• **Given instruction**: List each line of the data that holds the word "Success".
---------- Provided entries ----------
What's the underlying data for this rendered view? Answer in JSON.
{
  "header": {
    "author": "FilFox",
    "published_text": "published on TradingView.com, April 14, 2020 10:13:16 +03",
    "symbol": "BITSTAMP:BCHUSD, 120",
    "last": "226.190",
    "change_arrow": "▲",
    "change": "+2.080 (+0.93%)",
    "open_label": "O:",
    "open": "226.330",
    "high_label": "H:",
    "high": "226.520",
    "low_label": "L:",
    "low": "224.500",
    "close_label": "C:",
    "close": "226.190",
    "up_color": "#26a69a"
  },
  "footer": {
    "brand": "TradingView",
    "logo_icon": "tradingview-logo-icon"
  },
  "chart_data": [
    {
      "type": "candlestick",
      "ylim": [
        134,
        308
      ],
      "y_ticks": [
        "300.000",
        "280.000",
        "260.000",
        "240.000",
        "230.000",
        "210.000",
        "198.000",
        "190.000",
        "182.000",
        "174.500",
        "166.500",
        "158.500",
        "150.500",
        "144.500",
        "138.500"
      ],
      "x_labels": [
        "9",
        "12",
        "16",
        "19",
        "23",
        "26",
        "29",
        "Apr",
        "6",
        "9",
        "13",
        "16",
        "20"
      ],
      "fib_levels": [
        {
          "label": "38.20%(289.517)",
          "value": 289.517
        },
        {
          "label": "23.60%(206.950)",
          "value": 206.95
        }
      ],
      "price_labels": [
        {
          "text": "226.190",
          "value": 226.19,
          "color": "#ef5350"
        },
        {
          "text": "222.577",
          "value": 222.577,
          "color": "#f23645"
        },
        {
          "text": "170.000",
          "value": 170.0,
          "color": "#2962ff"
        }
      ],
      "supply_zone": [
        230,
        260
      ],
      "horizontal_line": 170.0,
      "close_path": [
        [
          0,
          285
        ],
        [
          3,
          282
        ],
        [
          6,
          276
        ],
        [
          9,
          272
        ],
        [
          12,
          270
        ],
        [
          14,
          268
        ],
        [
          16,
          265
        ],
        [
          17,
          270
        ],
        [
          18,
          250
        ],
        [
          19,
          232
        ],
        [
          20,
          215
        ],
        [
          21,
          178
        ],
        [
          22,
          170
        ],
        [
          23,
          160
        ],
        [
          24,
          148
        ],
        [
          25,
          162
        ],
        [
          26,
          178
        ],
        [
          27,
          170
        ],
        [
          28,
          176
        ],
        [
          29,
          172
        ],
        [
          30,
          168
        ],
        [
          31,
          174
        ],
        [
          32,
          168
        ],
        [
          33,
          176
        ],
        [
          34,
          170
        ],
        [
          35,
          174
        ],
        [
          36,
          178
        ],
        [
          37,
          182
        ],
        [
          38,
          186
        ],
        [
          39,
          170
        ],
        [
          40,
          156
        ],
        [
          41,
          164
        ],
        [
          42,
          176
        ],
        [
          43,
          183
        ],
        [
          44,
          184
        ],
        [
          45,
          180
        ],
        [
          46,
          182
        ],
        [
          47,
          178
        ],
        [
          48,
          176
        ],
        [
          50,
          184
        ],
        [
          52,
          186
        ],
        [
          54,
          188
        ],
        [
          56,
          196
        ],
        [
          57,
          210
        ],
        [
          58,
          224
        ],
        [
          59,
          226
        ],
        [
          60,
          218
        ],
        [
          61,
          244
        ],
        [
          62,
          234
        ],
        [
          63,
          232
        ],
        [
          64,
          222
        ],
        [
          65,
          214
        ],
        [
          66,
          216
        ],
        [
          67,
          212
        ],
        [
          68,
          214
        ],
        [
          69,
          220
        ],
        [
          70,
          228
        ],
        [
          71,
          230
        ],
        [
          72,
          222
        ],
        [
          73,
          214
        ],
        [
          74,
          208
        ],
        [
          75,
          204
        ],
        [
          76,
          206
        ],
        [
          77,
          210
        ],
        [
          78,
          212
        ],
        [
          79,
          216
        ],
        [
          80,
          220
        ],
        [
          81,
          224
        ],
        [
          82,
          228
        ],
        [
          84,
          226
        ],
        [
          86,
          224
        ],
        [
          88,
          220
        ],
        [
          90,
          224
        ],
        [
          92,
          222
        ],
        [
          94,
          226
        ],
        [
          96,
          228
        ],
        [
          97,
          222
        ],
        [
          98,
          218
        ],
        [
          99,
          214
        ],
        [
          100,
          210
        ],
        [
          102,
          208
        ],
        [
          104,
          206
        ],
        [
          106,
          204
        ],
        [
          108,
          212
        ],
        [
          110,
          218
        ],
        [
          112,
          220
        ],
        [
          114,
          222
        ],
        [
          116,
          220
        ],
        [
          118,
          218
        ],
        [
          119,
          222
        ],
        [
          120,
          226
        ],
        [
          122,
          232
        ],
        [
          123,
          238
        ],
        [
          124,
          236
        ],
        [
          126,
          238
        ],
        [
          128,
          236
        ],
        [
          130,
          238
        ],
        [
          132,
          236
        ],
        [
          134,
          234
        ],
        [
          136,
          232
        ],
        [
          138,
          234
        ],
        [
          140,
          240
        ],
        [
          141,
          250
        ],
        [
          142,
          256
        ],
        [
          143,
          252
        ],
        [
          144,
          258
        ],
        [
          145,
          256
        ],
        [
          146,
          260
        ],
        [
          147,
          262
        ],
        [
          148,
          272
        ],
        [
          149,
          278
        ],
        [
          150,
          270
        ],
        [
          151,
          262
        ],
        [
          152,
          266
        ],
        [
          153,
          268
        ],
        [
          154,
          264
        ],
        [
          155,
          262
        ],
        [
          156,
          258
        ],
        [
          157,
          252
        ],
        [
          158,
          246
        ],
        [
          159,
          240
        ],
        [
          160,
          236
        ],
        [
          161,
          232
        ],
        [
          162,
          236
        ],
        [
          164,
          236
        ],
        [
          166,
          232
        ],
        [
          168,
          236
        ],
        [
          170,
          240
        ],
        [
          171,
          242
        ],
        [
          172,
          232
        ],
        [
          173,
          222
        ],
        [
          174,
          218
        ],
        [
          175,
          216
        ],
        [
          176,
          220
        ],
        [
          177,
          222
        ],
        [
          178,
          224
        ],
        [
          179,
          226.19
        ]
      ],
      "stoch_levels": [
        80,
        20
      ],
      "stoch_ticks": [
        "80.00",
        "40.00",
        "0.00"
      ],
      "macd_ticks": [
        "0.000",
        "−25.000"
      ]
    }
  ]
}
----------
---------- Provided entries ----------
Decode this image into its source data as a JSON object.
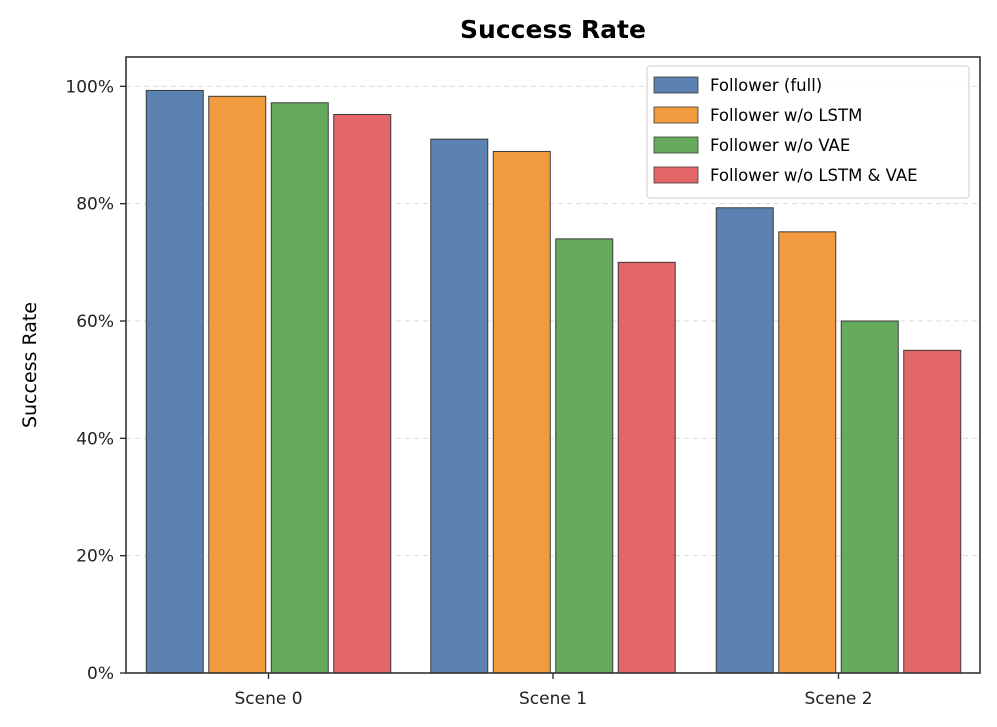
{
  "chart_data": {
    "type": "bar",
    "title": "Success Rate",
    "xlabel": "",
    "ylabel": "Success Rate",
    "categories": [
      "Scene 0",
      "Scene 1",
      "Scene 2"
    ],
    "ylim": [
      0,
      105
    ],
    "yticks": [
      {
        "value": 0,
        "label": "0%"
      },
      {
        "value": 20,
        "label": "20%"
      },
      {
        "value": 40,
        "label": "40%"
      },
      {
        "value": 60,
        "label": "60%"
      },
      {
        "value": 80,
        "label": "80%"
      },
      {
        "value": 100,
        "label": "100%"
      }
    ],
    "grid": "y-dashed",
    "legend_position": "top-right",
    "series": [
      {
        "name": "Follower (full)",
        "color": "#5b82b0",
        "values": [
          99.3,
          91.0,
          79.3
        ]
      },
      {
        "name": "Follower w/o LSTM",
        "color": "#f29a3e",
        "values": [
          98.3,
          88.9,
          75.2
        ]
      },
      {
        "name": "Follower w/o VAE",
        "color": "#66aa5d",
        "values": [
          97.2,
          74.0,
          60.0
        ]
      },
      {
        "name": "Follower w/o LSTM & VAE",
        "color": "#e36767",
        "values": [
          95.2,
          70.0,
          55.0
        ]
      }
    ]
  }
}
----------
---------- Provided entries ----------
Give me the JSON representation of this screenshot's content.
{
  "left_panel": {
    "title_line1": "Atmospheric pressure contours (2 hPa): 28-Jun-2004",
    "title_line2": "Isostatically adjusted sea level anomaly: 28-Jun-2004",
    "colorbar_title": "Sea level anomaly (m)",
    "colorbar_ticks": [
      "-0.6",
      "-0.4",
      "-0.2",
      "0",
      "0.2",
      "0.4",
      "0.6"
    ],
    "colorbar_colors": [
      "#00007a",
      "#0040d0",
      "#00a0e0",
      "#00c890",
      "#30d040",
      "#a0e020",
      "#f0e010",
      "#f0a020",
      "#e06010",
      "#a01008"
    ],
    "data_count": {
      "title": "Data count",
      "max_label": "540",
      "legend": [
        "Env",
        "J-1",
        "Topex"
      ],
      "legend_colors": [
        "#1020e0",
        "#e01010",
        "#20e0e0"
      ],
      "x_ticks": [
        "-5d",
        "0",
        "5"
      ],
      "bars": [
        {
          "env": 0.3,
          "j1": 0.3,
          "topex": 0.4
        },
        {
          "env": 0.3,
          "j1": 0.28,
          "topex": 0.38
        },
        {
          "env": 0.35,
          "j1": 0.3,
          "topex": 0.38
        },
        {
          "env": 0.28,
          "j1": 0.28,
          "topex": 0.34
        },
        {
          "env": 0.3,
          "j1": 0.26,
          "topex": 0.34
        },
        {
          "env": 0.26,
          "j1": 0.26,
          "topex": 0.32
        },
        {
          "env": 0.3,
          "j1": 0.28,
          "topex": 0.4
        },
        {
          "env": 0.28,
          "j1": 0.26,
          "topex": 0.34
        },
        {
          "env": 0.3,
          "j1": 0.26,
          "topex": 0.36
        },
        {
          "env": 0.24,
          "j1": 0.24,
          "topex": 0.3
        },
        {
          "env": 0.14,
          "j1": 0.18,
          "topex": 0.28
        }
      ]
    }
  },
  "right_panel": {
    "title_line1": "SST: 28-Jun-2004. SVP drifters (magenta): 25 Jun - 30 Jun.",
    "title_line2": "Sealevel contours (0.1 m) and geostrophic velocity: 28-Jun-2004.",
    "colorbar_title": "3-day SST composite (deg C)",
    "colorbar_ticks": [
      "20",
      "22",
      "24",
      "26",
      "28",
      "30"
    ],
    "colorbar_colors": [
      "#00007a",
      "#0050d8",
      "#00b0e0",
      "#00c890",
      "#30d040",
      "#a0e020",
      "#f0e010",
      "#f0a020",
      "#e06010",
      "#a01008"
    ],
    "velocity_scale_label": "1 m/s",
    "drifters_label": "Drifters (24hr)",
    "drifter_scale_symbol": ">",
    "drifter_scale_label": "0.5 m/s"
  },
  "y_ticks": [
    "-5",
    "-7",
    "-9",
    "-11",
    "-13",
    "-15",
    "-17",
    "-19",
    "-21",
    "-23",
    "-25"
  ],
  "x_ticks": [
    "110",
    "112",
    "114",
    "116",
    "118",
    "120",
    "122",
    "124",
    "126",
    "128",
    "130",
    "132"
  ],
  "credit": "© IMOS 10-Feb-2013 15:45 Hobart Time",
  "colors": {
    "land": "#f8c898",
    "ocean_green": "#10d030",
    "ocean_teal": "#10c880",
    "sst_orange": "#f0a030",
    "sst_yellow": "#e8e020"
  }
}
----------
• **Written response**:
    "title": "Success Rate",
    "ylabel": "Success Rate",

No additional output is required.